→ Prompt: Give back the entire listing verbatim.

○ ○ ○ ○

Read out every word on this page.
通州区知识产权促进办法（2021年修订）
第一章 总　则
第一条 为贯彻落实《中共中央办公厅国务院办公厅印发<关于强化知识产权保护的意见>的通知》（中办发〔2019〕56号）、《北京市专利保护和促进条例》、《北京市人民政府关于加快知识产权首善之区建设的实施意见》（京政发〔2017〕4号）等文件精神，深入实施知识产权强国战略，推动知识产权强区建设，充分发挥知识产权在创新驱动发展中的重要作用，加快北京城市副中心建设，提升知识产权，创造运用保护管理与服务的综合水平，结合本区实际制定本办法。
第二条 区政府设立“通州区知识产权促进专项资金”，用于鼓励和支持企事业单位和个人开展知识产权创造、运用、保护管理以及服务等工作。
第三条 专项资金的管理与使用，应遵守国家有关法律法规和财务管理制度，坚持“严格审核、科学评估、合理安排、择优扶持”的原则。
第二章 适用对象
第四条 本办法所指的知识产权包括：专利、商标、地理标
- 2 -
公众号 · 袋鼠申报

○ ○ ○ ○

→ Task output:
Read out every word on this page.
通州区知识产权促进办法（2021年修订）
第一章 总　则
第一条 为贯彻落实《中共中央办公厅国务院办公厅印发<关于强化知识产权保护的意见>的通知》（中办发〔2019〕56号）、《北京市专利保护和促进条例》、《北京市人民政府关于加快知识产权首善之区建设的实施意见》（京政发〔2017〕4号）等文件精神，深入实施知识产权强国战略，推动知识产权强区建设，充分发挥知识产权在创新驱动发展中的重要作用，加快北京城市副中心建设，提升知识产权，创造运用保护管理与服务的综合水平，结合本区实际制定本办法。
第二条 区政府设立“通州区知识产权促进专项资金”，用于鼓励和支持企事业单位和个人开展知识产权创造、运用、保护管理以及服务等工作。
第三条 专项资金的管理与使用，应遵守国家有关法律法规和财务管理制度，坚持“严格审核、科学评估、合理安排、择优扶持”的原则。
第二章 适用对象
第四条 本办法所指的知识产权包括：专利、商标、地理标
- 2 -
公众号 · 袋鼠申报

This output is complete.